§ PROBLEM TO SOLVE
Count the lines in the records that contain the string "category", treating case as significant, and give only the number.

Data extracted from a collection:
----
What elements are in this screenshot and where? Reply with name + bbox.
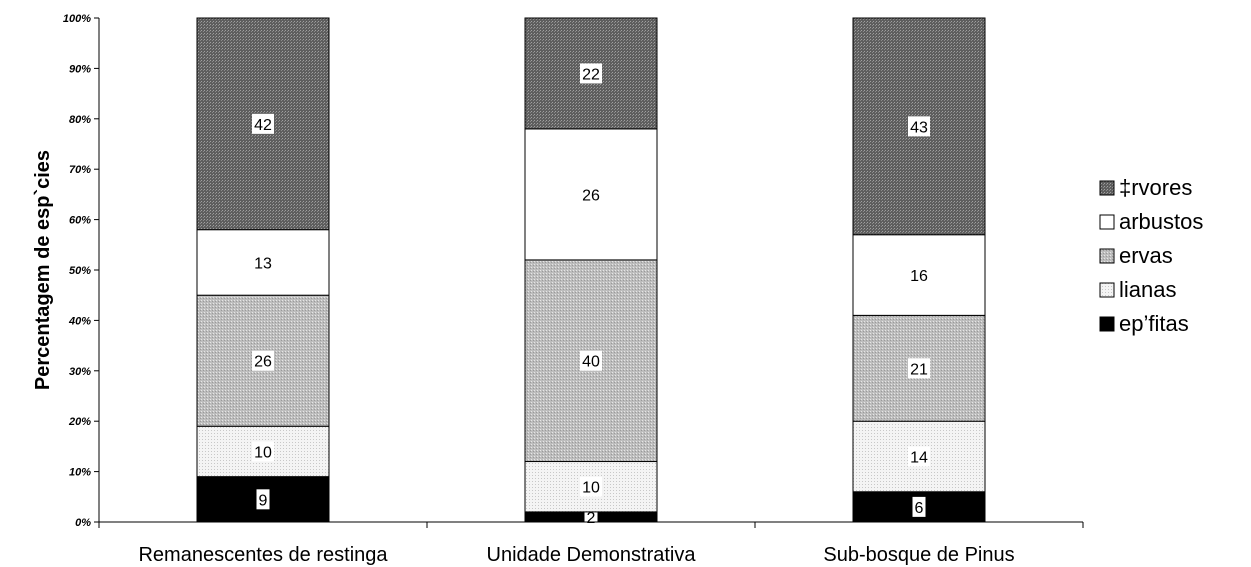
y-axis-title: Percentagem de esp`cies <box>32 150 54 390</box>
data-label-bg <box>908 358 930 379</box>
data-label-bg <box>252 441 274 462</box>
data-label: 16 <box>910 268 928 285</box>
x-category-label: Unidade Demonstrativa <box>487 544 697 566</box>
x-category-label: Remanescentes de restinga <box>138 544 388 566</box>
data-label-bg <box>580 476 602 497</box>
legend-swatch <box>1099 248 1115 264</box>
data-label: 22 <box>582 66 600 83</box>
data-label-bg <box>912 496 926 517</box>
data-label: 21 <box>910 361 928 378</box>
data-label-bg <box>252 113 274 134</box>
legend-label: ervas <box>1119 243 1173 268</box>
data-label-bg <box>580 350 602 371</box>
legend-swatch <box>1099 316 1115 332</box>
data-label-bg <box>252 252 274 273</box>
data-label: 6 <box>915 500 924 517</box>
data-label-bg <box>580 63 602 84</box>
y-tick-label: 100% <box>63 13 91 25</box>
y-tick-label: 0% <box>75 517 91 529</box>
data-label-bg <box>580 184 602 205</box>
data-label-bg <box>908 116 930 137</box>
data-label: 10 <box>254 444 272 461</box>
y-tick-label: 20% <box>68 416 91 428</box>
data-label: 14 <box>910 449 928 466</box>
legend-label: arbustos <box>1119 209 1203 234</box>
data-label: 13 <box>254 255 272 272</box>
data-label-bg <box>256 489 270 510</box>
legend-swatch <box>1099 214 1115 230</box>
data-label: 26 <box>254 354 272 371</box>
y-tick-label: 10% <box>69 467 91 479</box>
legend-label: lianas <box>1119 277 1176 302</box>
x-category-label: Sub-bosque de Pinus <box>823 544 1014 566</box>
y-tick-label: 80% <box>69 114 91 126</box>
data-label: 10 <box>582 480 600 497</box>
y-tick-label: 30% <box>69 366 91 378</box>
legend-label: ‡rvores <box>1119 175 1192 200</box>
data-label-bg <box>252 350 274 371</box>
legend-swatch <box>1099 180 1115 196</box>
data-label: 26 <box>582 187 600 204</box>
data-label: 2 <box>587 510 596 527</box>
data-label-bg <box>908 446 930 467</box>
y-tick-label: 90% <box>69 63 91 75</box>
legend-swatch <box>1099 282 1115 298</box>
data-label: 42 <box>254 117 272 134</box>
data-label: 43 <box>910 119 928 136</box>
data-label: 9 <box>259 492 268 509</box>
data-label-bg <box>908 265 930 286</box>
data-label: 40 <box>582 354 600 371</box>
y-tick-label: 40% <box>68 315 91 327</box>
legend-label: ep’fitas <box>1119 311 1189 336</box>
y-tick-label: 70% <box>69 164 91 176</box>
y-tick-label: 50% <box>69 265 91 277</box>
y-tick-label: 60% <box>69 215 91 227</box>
----
§ EXERCISE OUTPUT
3